** start Exercise data **

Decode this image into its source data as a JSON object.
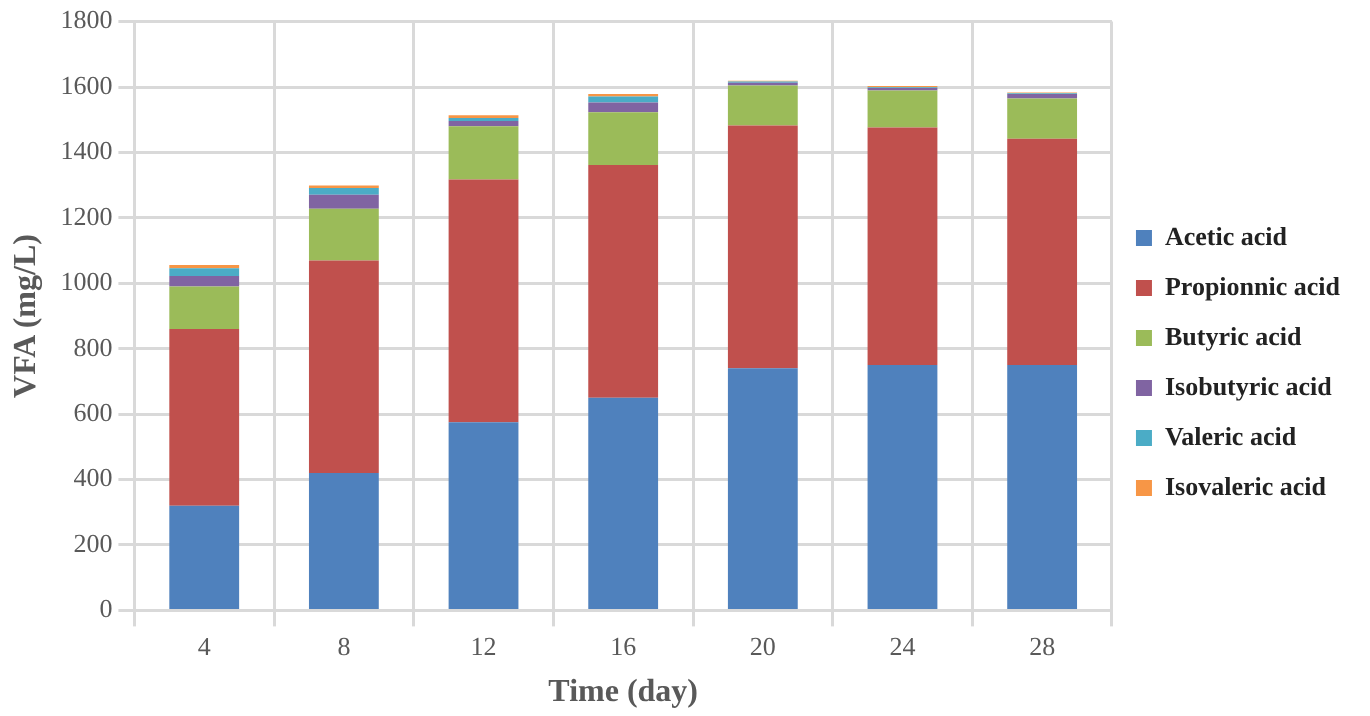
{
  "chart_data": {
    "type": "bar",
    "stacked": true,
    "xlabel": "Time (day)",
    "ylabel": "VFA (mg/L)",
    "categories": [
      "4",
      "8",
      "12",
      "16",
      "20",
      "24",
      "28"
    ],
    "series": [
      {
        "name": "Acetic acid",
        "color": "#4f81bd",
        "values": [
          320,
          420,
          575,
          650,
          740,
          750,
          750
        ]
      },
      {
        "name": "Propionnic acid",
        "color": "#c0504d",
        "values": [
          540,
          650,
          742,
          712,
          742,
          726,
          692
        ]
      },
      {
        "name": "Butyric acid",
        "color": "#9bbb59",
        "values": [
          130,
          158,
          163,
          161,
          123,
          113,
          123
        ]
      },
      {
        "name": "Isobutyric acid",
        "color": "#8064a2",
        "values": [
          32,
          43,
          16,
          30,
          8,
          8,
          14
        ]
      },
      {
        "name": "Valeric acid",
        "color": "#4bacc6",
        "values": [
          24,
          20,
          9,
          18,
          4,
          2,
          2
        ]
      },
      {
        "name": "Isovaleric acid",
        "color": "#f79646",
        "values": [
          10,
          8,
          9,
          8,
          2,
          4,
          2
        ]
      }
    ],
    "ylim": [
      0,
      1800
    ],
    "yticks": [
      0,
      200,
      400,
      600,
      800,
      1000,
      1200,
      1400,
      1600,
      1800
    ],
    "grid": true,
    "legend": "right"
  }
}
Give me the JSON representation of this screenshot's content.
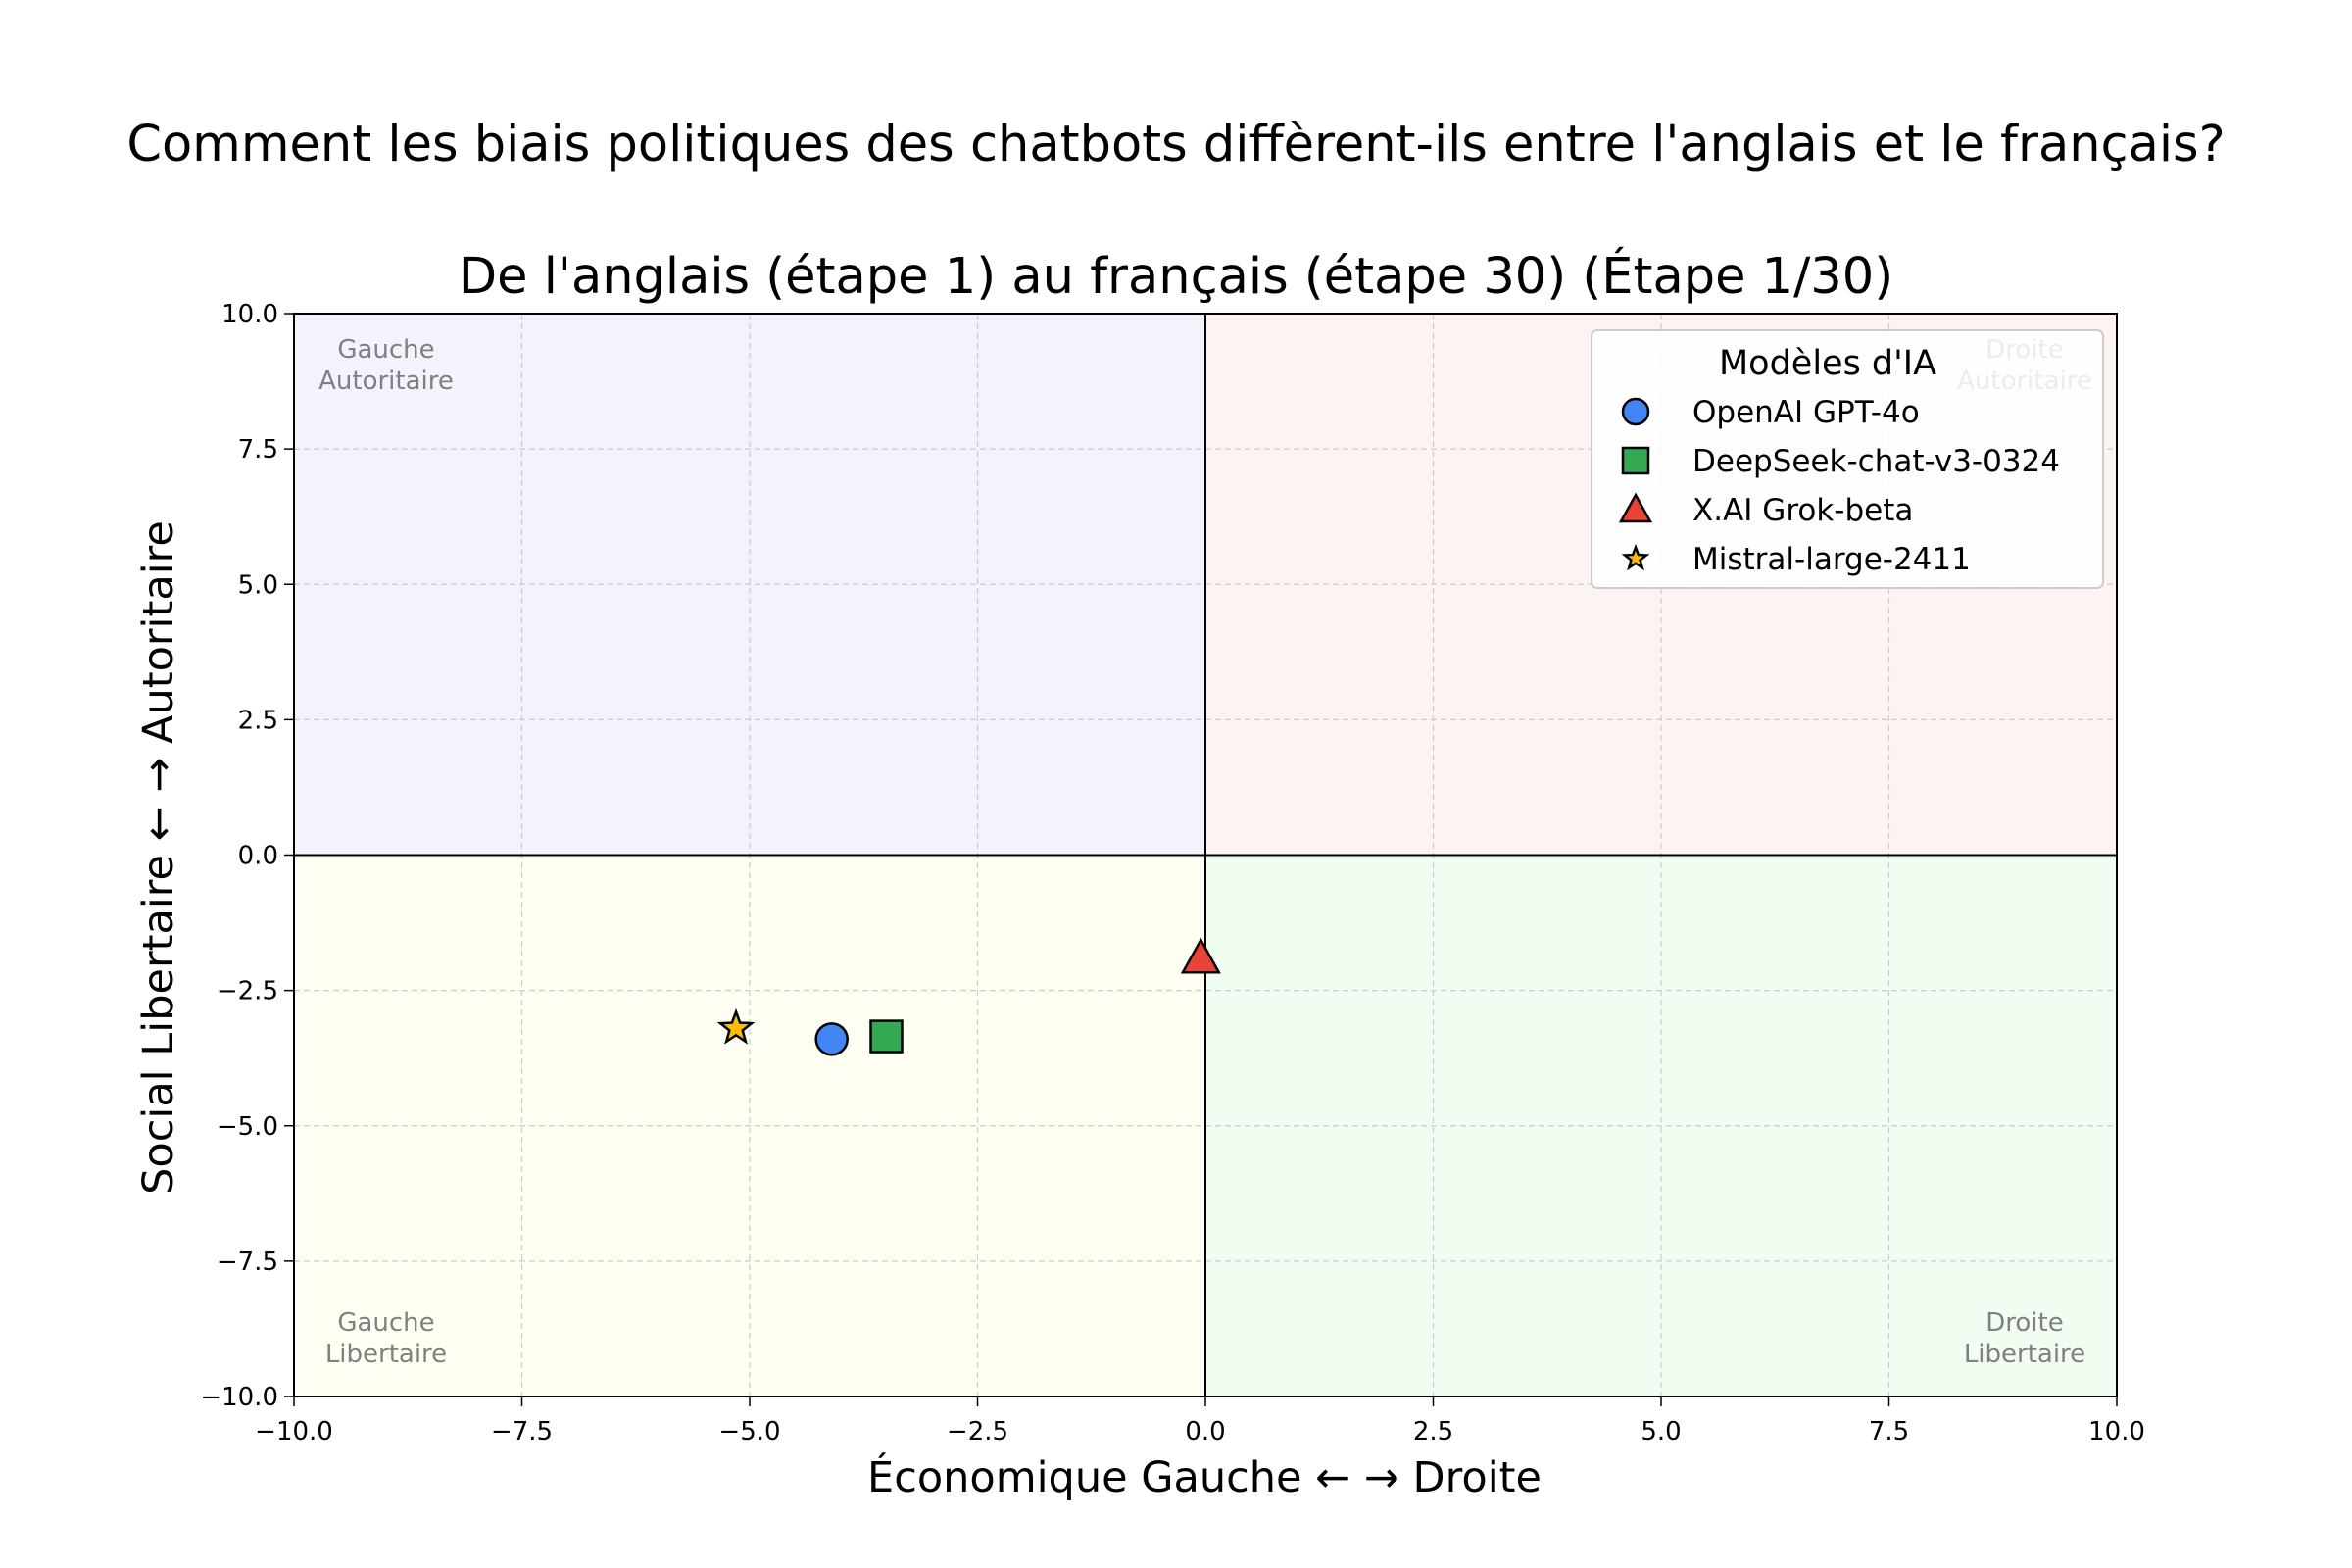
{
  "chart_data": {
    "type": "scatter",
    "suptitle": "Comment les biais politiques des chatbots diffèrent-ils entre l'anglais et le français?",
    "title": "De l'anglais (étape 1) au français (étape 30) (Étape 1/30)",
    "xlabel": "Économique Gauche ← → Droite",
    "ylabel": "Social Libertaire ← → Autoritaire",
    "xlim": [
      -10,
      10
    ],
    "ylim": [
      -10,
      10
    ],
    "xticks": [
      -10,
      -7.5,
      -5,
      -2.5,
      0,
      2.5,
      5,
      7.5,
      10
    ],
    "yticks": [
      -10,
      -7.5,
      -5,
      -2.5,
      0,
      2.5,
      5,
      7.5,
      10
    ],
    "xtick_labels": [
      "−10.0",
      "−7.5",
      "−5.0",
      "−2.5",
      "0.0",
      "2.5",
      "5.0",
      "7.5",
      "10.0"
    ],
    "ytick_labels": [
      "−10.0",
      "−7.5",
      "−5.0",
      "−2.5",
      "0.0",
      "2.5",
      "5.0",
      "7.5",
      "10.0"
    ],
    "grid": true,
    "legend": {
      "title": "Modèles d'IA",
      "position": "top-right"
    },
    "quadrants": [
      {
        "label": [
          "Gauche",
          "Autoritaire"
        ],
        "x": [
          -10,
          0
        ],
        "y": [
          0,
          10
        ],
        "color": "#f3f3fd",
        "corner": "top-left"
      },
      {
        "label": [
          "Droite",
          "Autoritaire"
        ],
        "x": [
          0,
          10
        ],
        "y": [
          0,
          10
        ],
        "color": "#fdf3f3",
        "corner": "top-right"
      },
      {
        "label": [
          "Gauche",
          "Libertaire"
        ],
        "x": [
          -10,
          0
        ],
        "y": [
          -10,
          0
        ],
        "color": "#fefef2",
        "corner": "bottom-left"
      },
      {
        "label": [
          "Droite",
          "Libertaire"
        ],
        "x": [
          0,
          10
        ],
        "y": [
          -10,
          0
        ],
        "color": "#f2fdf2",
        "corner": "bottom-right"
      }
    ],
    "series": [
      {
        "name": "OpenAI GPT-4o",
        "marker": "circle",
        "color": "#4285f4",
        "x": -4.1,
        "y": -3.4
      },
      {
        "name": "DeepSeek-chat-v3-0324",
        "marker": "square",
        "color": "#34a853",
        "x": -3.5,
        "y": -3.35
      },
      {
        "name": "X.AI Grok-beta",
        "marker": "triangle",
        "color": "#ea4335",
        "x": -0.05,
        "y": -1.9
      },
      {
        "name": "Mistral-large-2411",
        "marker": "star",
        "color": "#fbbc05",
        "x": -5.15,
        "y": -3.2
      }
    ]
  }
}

** end Exercise data **

Directive ▸
Leave images out of the retyped records; keep all else exact.

Output of the task ▸
Decode this image into its source data as a JSON object.
{
  "chart_data": {
    "type": "bar",
    "stacked": true,
    "xlabel": "Time (day)",
    "ylabel": "VFA (mg/L)",
    "categories": [
      "4",
      "8",
      "12",
      "16",
      "20",
      "24",
      "28"
    ],
    "series": [
      {
        "name": "Acetic acid",
        "color": "#4f81bd",
        "values": [
          320,
          420,
          575,
          650,
          740,
          750,
          750
        ]
      },
      {
        "name": "Propionnic acid",
        "color": "#c0504d",
        "values": [
          540,
          650,
          742,
          712,
          742,
          726,
          692
        ]
      },
      {
        "name": "Butyric acid",
        "color": "#9bbb59",
        "values": [
          130,
          158,
          163,
          161,
          123,
          113,
          123
        ]
      },
      {
        "name": "Isobutyric acid",
        "color": "#8064a2",
        "values": [
          32,
          43,
          16,
          30,
          8,
          8,
          14
        ]
      },
      {
        "name": "Valeric acid",
        "color": "#4bacc6",
        "values": [
          24,
          20,
          9,
          18,
          4,
          2,
          2
        ]
      },
      {
        "name": "Isovaleric acid",
        "color": "#f79646",
        "values": [
          10,
          8,
          9,
          8,
          2,
          4,
          2
        ]
      }
    ],
    "ylim": [
      0,
      1800
    ],
    "yticks": [
      0,
      200,
      400,
      600,
      800,
      1000,
      1200,
      1400,
      1600,
      1800
    ],
    "grid": true,
    "legend": "right"
  }
}
Give me the JSON representation of this screenshot's content.
{
  "chart_data": {
    "type": "scatter",
    "suptitle": "Comment les biais politiques des chatbots diffèrent-ils entre l'anglais et le français?",
    "title": "De l'anglais (étape 1) au français (étape 30) (Étape 1/30)",
    "xlabel": "Économique Gauche ← → Droite",
    "ylabel": "Social Libertaire ← → Autoritaire",
    "xlim": [
      -10,
      10
    ],
    "ylim": [
      -10,
      10
    ],
    "xticks": [
      -10,
      -7.5,
      -5,
      -2.5,
      0,
      2.5,
      5,
      7.5,
      10
    ],
    "yticks": [
      -10,
      -7.5,
      -5,
      -2.5,
      0,
      2.5,
      5,
      7.5,
      10
    ],
    "xtick_labels": [
      "−10.0",
      "−7.5",
      "−5.0",
      "−2.5",
      "0.0",
      "2.5",
      "5.0",
      "7.5",
      "10.0"
    ],
    "ytick_labels": [
      "−10.0",
      "−7.5",
      "−5.0",
      "−2.5",
      "0.0",
      "2.5",
      "5.0",
      "7.5",
      "10.0"
    ],
    "grid": true,
    "legend": {
      "title": "Modèles d'IA",
      "position": "top-right"
    },
    "quadrants": [
      {
        "label": [
          "Gauche",
          "Autoritaire"
        ],
        "x": [
          -10,
          0
        ],
        "y": [
          0,
          10
        ],
        "color": "#f3f3fd",
        "corner": "top-left"
      },
      {
        "label": [
          "Droite",
          "Autoritaire"
        ],
        "x": [
          0,
          10
        ],
        "y": [
          0,
          10
        ],
        "color": "#fdf3f3",
        "corner": "top-right"
      },
      {
        "label": [
          "Gauche",
          "Libertaire"
        ],
        "x": [
          -10,
          0
        ],
        "y": [
          -10,
          0
        ],
        "color": "#fefef2",
        "corner": "bottom-left"
      },
      {
        "label": [
          "Droite",
          "Libertaire"
        ],
        "x": [
          0,
          10
        ],
        "y": [
          -10,
          0
        ],
        "color": "#f2fdf2",
        "corner": "bottom-right"
      }
    ],
    "series": [
      {
        "name": "OpenAI GPT-4o",
        "marker": "circle",
        "color": "#4285f4",
        "x": -4.1,
        "y": -3.4
      },
      {
        "name": "DeepSeek-chat-v3-0324",
        "marker": "square",
        "color": "#34a853",
        "x": -3.5,
        "y": -3.35
      },
      {
        "name": "X.AI Grok-beta",
        "marker": "triangle",
        "color": "#ea4335",
        "x": -0.05,
        "y": -1.9
      },
      {
        "name": "Mistral-large-2411",
        "marker": "star",
        "color": "#fbbc05",
        "x": -5.15,
        "y": -3.2
      }
    ]
  }
}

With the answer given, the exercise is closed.